— SHORT EXERCISE —
Reproduce the records below, changing each occurrence of "y-tick-label" to "y-axis-tick" and leaving everything else as it is.

▼

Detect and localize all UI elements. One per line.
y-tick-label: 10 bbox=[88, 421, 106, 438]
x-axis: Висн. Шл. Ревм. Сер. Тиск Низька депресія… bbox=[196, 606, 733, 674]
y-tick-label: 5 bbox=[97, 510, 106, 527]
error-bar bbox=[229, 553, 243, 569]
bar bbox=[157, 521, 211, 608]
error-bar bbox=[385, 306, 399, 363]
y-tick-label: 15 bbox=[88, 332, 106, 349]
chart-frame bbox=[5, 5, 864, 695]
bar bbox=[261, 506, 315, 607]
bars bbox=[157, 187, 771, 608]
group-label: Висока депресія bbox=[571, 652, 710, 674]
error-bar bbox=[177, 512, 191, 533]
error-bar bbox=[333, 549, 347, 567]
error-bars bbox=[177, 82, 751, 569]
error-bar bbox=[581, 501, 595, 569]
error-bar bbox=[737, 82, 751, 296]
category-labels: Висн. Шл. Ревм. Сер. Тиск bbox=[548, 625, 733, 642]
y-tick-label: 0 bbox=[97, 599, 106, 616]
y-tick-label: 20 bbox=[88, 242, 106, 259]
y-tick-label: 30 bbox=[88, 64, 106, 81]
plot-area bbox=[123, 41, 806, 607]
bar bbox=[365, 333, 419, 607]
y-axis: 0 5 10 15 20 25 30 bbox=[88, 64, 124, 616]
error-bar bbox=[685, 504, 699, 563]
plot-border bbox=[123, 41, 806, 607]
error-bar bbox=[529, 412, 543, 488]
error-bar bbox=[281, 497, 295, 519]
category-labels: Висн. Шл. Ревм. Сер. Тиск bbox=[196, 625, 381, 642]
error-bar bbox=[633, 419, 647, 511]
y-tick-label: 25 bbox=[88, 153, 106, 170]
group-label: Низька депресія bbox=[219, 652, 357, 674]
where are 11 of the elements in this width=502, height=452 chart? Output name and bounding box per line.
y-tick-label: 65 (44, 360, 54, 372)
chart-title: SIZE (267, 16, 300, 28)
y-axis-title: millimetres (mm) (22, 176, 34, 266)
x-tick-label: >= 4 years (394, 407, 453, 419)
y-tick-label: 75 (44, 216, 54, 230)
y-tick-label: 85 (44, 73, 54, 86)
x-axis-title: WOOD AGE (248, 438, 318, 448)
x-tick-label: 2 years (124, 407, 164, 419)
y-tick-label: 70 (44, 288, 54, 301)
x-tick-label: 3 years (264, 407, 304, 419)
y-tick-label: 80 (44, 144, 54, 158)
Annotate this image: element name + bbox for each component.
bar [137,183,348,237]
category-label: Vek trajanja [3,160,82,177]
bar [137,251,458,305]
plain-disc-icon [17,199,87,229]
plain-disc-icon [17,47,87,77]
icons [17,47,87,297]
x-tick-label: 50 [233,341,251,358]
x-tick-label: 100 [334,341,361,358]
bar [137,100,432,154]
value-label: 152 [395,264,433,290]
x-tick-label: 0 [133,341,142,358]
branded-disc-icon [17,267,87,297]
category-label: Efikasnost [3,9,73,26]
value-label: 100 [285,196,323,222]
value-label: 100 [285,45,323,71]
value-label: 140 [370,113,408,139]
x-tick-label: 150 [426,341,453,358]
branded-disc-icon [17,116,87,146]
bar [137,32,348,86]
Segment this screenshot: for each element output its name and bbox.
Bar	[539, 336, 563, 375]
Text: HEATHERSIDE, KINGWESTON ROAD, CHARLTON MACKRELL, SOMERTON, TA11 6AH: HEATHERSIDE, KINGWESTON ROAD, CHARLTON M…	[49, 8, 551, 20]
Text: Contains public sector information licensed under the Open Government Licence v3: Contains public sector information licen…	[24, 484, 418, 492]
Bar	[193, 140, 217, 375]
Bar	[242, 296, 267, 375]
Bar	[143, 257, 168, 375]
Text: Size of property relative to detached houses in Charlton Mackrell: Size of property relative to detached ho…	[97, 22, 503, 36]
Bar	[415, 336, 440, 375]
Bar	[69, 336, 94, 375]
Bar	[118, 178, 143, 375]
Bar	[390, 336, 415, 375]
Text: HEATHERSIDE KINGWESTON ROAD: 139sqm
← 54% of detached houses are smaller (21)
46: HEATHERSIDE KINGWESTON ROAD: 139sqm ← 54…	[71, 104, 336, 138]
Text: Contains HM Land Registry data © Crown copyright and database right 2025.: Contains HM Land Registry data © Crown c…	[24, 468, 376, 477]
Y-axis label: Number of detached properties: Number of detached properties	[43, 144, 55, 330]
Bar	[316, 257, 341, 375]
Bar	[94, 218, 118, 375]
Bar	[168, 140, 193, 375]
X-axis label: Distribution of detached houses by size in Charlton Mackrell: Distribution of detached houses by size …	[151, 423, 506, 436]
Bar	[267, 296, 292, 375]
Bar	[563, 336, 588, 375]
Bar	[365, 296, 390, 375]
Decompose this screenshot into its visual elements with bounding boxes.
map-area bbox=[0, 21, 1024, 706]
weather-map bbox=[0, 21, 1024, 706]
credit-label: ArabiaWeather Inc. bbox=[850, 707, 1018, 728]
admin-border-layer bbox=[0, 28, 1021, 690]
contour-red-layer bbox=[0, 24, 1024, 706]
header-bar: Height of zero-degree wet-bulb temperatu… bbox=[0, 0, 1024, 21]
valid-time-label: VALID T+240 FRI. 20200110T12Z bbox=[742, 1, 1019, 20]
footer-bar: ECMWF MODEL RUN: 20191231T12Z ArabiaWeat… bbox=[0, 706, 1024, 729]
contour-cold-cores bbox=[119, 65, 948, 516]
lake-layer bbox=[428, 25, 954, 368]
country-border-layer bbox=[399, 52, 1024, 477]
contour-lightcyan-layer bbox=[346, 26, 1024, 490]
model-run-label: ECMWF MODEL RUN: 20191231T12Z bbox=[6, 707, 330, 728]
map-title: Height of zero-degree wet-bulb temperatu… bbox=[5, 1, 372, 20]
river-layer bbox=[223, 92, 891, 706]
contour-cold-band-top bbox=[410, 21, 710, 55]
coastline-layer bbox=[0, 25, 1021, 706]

▲

— SOLUTION FOR THIS TASK —
Detect and localize all UI elements. One per line.
y-axis-tick: 10 bbox=[88, 421, 106, 438]
x-axis: Висн. Шл. Ревм. Сер. Тиск Низька депресія… bbox=[196, 606, 733, 674]
y-axis-tick: 5 bbox=[97, 510, 106, 527]
error-bar bbox=[229, 553, 243, 569]
bar bbox=[157, 521, 211, 608]
error-bar bbox=[385, 306, 399, 363]
y-axis-tick: 15 bbox=[88, 332, 106, 349]
chart-frame bbox=[5, 5, 864, 695]
bar bbox=[261, 506, 315, 607]
bars bbox=[157, 187, 771, 608]
group-label: Висока депресія bbox=[571, 652, 710, 674]
error-bar bbox=[177, 512, 191, 533]
error-bar bbox=[333, 549, 347, 567]
error-bars bbox=[177, 82, 751, 569]
error-bar bbox=[581, 501, 595, 569]
error-bar bbox=[737, 82, 751, 296]
category-labels: Висн. Шл. Ревм. Сер. Тиск bbox=[548, 625, 733, 642]
y-axis-tick: 0 bbox=[97, 599, 106, 616]
y-axis-tick: 20 bbox=[88, 242, 106, 259]
y-axis-tick: 30 bbox=[88, 64, 106, 81]
plot-area bbox=[123, 41, 806, 607]
bar bbox=[365, 333, 419, 607]
y-axis: 0 5 10 15 20 25 30 bbox=[88, 64, 124, 616]
error-bar bbox=[685, 504, 699, 563]
plot-border bbox=[123, 41, 806, 607]
error-bar bbox=[529, 412, 543, 488]
error-bar bbox=[281, 497, 295, 519]
category-labels: Висн. Шл. Ревм. Сер. Тиск bbox=[196, 625, 381, 642]
error-bar bbox=[633, 419, 647, 511]
y-axis-tick: 25 bbox=[88, 153, 106, 170]
group-label: Низька депресія bbox=[219, 652, 357, 674]
where are 11 of the elements in this width=502, height=452 chart? Output name and bounding box per line.
y-axis-tick: 65 (44, 360, 54, 372)
chart-title: SIZE (267, 16, 300, 28)
y-axis-title: millimetres (mm) (22, 176, 34, 266)
x-tick-label: >= 4 years (394, 407, 453, 419)
y-axis-tick: 75 (44, 216, 54, 230)
y-axis-tick: 85 (44, 73, 54, 86)
x-axis-title: WOOD AGE (248, 438, 318, 448)
x-tick-label: 2 years (124, 407, 164, 419)
y-axis-tick: 70 (44, 288, 54, 301)
x-tick-label: 3 years (264, 407, 304, 419)
y-axis-tick: 80 (44, 144, 54, 158)
Annotate this image: element name + bbox for each component.
bar [137,183,348,237]
category-label: Vek trajanja [3,160,82,177]
bar [137,251,458,305]
plain-disc-icon [17,199,87,229]
plain-disc-icon [17,47,87,77]
icons [17,47,87,297]
x-tick-label: 50 [233,341,251,358]
x-tick-label: 100 [334,341,361,358]
bar [137,100,432,154]
value-label: 152 [395,264,433,290]
x-tick-label: 0 [133,341,142,358]
branded-disc-icon [17,267,87,297]
category-label: Efikasnost [3,9,73,26]
value-label: 100 [285,196,323,222]
value-label: 100 [285,45,323,71]
value-label: 140 [370,113,408,139]
x-tick-label: 150 [426,341,453,358]
branded-disc-icon [17,116,87,146]
bar [137,32,348,86]
Segment this screenshot: for each element output its name and bbox.
Bar	[539, 336, 563, 375]
Text: HEATHERSIDE, KINGWESTON ROAD, CHARLTON MACKRELL, SOMERTON, TA11 6AH: HEATHERSIDE, KINGWESTON ROAD, CHARLTON M…	[49, 8, 551, 20]
Text: Contains public sector information licensed under the Open Government Licence v3: Contains public sector information licen…	[24, 484, 418, 492]
Bar	[193, 140, 217, 375]
Bar	[242, 296, 267, 375]
Bar	[143, 257, 168, 375]
Text: Size of property relative to detached houses in Charlton Mackrell: Size of property relative to detached ho…	[97, 22, 503, 36]
Bar	[415, 336, 440, 375]
Bar	[69, 336, 94, 375]
Bar	[118, 178, 143, 375]
Bar	[390, 336, 415, 375]
Text: HEATHERSIDE KINGWESTON ROAD: 139sqm
← 54% of detached houses are smaller (21)
46: HEATHERSIDE KINGWESTON ROAD: 139sqm ← 54…	[71, 104, 336, 138]
Text: Contains HM Land Registry data © Crown copyright and database right 2025.: Contains HM Land Registry data © Crown c…	[24, 468, 376, 477]
Y-axis label: Number of detached properties: Number of detached properties	[43, 144, 55, 330]
Bar	[316, 257, 341, 375]
Bar	[94, 218, 118, 375]
Bar	[168, 140, 193, 375]
X-axis label: Distribution of detached houses by size in Charlton Mackrell: Distribution of detached houses by size …	[151, 423, 506, 436]
Bar	[267, 296, 292, 375]
Bar	[563, 336, 588, 375]
Bar	[365, 296, 390, 375]
Decompose this screenshot into its visual elements with bounding boxes.
map-area bbox=[0, 21, 1024, 706]
weather-map bbox=[0, 21, 1024, 706]
credit-label: ArabiaWeather Inc. bbox=[850, 707, 1018, 728]
admin-border-layer bbox=[0, 28, 1021, 690]
contour-red-layer bbox=[0, 24, 1024, 706]
header-bar: Height of zero-degree wet-bulb temperatu… bbox=[0, 0, 1024, 21]
valid-time-label: VALID T+240 FRI. 20200110T12Z bbox=[742, 1, 1019, 20]
footer-bar: ECMWF MODEL RUN: 20191231T12Z ArabiaWeat… bbox=[0, 706, 1024, 729]
contour-cold-cores bbox=[119, 65, 948, 516]
lake-layer bbox=[428, 25, 954, 368]
country-border-layer bbox=[399, 52, 1024, 477]
contour-lightcyan-layer bbox=[346, 26, 1024, 490]
model-run-label: ECMWF MODEL RUN: 20191231T12Z bbox=[6, 707, 330, 728]
map-title: Height of zero-degree wet-bulb temperatu… bbox=[5, 1, 372, 20]
river-layer bbox=[223, 92, 891, 706]
contour-cold-band-top bbox=[410, 21, 710, 55]
coastline-layer bbox=[0, 25, 1021, 706]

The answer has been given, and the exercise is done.